Directive:
Give every entry again, word for word.

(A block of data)
-*-

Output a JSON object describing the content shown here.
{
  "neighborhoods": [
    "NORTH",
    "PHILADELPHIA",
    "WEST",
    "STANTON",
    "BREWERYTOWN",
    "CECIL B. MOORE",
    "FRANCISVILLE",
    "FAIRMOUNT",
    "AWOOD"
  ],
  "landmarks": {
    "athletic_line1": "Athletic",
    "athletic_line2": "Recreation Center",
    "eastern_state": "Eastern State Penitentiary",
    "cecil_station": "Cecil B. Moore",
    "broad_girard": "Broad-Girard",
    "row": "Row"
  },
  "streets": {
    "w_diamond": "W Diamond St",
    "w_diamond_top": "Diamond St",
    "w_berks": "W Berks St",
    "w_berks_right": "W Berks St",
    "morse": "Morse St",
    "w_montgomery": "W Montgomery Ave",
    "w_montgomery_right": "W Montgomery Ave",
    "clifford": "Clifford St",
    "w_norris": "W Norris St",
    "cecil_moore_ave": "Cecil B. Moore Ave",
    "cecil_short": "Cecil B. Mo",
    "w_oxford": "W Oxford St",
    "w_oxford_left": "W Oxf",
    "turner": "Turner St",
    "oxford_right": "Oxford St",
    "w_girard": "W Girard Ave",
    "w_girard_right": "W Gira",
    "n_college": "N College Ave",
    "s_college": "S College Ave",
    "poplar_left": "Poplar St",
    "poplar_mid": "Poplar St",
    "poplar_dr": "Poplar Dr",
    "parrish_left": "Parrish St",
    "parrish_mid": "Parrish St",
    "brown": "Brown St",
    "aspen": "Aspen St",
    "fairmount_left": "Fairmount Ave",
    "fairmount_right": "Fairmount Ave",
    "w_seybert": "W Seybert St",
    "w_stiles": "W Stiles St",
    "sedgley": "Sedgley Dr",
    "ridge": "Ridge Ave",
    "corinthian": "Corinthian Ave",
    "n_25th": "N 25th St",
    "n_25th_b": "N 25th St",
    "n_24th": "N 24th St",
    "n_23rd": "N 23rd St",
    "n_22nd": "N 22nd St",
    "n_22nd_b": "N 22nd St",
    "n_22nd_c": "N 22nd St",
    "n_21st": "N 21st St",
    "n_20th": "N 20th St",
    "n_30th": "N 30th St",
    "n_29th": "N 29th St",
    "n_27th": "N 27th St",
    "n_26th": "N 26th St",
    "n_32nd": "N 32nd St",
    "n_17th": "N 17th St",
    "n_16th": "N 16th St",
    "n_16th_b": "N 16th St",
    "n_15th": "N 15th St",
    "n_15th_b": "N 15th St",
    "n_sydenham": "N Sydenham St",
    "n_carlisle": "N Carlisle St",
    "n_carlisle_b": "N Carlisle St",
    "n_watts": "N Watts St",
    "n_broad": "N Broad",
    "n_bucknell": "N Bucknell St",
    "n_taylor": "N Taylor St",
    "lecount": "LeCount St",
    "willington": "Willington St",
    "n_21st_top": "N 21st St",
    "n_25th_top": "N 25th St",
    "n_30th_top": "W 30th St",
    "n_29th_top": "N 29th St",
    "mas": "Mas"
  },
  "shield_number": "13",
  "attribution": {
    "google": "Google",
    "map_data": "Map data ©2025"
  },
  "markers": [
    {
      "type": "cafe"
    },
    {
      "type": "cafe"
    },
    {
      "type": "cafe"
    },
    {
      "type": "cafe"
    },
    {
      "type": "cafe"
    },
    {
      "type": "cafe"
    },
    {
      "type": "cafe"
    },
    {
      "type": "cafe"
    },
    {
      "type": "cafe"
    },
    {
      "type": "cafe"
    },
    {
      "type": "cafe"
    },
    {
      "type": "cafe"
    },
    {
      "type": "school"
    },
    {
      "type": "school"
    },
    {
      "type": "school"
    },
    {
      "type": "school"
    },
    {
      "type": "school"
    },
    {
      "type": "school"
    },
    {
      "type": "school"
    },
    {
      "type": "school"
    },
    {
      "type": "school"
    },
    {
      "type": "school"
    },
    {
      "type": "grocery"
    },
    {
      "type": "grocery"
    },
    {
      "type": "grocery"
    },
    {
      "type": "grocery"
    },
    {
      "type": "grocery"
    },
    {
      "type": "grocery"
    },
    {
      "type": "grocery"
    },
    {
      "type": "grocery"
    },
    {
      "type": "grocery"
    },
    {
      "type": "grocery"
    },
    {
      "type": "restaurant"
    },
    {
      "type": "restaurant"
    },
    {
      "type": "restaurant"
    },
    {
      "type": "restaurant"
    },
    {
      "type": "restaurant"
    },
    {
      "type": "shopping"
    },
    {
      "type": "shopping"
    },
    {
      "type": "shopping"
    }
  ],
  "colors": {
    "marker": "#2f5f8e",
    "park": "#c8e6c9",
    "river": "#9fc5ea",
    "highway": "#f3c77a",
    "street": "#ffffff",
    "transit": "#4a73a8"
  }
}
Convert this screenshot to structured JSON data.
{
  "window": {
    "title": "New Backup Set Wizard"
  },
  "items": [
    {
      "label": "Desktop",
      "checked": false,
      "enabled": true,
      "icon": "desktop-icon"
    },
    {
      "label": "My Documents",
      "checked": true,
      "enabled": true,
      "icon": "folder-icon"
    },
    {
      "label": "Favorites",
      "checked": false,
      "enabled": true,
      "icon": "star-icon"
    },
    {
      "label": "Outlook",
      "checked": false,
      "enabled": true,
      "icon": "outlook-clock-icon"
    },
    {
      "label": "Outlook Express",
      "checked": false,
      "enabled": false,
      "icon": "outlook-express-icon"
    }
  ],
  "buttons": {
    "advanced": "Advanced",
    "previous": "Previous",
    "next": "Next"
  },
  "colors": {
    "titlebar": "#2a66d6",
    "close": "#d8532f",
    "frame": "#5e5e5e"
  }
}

-*-

Correct answer:
Output a JSON object describing the content shown here.
{
  "neighborhoods": [
    "NORTH",
    "PHILADELPHIA",
    "WEST",
    "STANTON",
    "BREWERYTOWN",
    "CECIL B. MOORE",
    "FRANCISVILLE",
    "FAIRMOUNT",
    "AWOOD"
  ],
  "landmarks": {
    "athletic_line1": "Athletic",
    "athletic_line2": "Recreation Center",
    "eastern_state": "Eastern State Penitentiary",
    "cecil_station": "Cecil B. Moore",
    "broad_girard": "Broad-Girard",
    "row": "Row"
  },
  "streets": {
    "w_diamond": "W Diamond St",
    "w_diamond_top": "Diamond St",
    "w_berks": "W Berks St",
    "w_berks_right": "W Berks St",
    "morse": "Morse St",
    "w_montgomery": "W Montgomery Ave",
    "w_montgomery_right": "W Montgomery Ave",
    "clifford": "Clifford St",
    "w_norris": "W Norris St",
    "cecil_moore_ave": "Cecil B. Moore Ave",
    "cecil_short": "Cecil B. Mo",
    "w_oxford": "W Oxford St",
    "w_oxford_left": "W Oxf",
    "turner": "Turner St",
    "oxford_right": "Oxford St",
    "w_girard": "W Girard Ave",
    "w_girard_right": "W Gira",
    "n_college": "N College Ave",
    "s_college": "S College Ave",
    "poplar_left": "Poplar St",
    "poplar_mid": "Poplar St",
    "poplar_dr": "Poplar Dr",
    "parrish_left": "Parrish St",
    "parrish_mid": "Parrish St",
    "brown": "Brown St",
    "aspen": "Aspen St",
    "fairmount_left": "Fairmount Ave",
    "fairmount_right": "Fairmount Ave",
    "w_seybert": "W Seybert St",
    "w_stiles": "W Stiles St",
    "sedgley": "Sedgley Dr",
    "ridge": "Ridge Ave",
    "corinthian": "Corinthian Ave",
    "n_25th": "N 25th St",
    "n_25th_b": "N 25th St",
    "n_24th": "N 24th St",
    "n_23rd": "N 23rd St",
    "n_22nd": "N 22nd St",
    "n_22nd_b": "N 22nd St",
    "n_22nd_c": "N 22nd St",
    "n_21st": "N 21st St",
    "n_20th": "N 20th St",
    "n_30th": "N 30th St",
    "n_29th": "N 29th St",
    "n_27th": "N 27th St",
    "n_26th": "N 26th St",
    "n_32nd": "N 32nd St",
    "n_17th": "N 17th St",
    "n_16th": "N 16th St",
    "n_16th_b": "N 16th St",
    "n_15th": "N 15th St",
    "n_15th_b": "N 15th St",
    "n_sydenham": "N Sydenham St",
    "n_carlisle": "N Carlisle St",
    "n_carlisle_b": "N Carlisle St",
    "n_watts": "N Watts St",
    "n_broad": "N Broad",
    "n_bucknell": "N Bucknell St",
    "n_taylor": "N Taylor St",
    "lecount": "LeCount St",
    "willington": "Willington St",
    "n_21st_top": "N 21st St",
    "n_25th_top": "N 25th St",
    "n_30th_top": "W 30th St",
    "n_29th_top": "N 29th St",
    "mas": "Mas"
  },
  "shield_number": "13",
  "attribution": {
    "google": "Google",
    "map_data": "Map data ©2025"
  },
  "markers": [
    {
      "type": "cafe"
    },
    {
      "type": "cafe"
    },
    {
      "type": "cafe"
    },
    {
      "type": "cafe"
    },
    {
      "type": "cafe"
    },
    {
      "type": "cafe"
    },
    {
      "type": "cafe"
    },
    {
      "type": "cafe"
    },
    {
      "type": "cafe"
    },
    {
      "type": "cafe"
    },
    {
      "type": "cafe"
    },
    {
      "type": "cafe"
    },
    {
      "type": "school"
    },
    {
      "type": "school"
    },
    {
      "type": "school"
    },
    {
      "type": "school"
    },
    {
      "type": "school"
    },
    {
      "type": "school"
    },
    {
      "type": "school"
    },
    {
      "type": "school"
    },
    {
      "type": "school"
    },
    {
      "type": "school"
    },
    {
      "type": "grocery"
    },
    {
      "type": "grocery"
    },
    {
      "type": "grocery"
    },
    {
      "type": "grocery"
    },
    {
      "type": "grocery"
    },
    {
      "type": "grocery"
    },
    {
      "type": "grocery"
    },
    {
      "type": "grocery"
    },
    {
      "type": "grocery"
    },
    {
      "type": "grocery"
    },
    {
      "type": "restaurant"
    },
    {
      "type": "restaurant"
    },
    {
      "type": "restaurant"
    },
    {
      "type": "restaurant"
    },
    {
      "type": "restaurant"
    },
    {
      "type": "shopping"
    },
    {
      "type": "shopping"
    },
    {
      "type": "shopping"
    }
  ],
  "colors": {
    "marker": "#2f5f8e",
    "park": "#c8e6c9",
    "river": "#9fc5ea",
    "highway": "#f3c77a",
    "street": "#ffffff",
    "transit": "#4a73a8"
  }
}
Convert this screenshot to structured JSON data.
{
  "window": {
    "title": "New Backup Set Wizard"
  },
  "items": [
    {
      "label": "Desktop",
      "checked": false,
      "enabled": true,
      "icon": "desktop-icon"
    },
    {
      "label": "My Documents",
      "checked": true,
      "enabled": true,
      "icon": "folder-icon"
    },
    {
      "label": "Favorites",
      "checked": false,
      "enabled": true,
      "icon": "star-icon"
    },
    {
      "label": "Outlook",
      "checked": false,
      "enabled": true,
      "icon": "outlook-clock-icon"
    },
    {
      "label": "Outlook Express",
      "checked": false,
      "enabled": false,
      "icon": "outlook-express-icon"
    }
  ],
  "buttons": {
    "advanced": "Advanced",
    "previous": "Previous",
    "next": "Next"
  },
  "colors": {
    "titlebar": "#2a66d6",
    "close": "#d8532f",
    "frame": "#5e5e5e"
  }
}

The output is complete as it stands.